Print the entries below in their entirety, exactly as they are written.
## BEGIN Exercise material
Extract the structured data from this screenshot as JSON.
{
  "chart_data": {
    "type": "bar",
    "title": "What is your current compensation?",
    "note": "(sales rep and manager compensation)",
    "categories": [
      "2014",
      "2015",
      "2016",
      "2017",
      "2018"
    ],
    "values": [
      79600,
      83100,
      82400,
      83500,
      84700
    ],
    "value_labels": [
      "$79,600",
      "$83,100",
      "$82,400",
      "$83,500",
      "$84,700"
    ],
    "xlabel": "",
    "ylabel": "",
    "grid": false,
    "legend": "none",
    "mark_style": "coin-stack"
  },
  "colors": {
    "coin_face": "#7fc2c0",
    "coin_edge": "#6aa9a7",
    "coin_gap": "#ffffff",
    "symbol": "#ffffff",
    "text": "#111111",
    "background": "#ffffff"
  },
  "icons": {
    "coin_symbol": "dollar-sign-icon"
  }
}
## END Exercise material
- Written answer
Extract the structured data from this screenshot as JSON.
{
  "chart_data": {
    "type": "bar",
    "title": "What is your current compensation?",
    "note": "(sales rep and manager compensation)",
    "categories": [
      "2014",
      "2015",
      "2016",
      "2017",
      "2018"
    ],
    "values": [
      79600,
      83100,
      82400,
      83500,
      84700
    ],
    "value_labels": [
      "$79,600",
      "$83,100",
      "$82,400",
      "$83,500",
      "$84,700"
    ],
    "xlabel": "",
    "ylabel": "",
    "grid": false,
    "legend": "none",
    "mark_style": "coin-stack"
  },
  "colors": {
    "coin_face": "#7fc2c0",
    "coin_edge": "#6aa9a7",
    "coin_gap": "#ffffff",
    "symbol": "#ffffff",
    "text": "#111111",
    "background": "#ffffff"
  },
  "icons": {
    "coin_symbol": "dollar-sign-icon"
  }
}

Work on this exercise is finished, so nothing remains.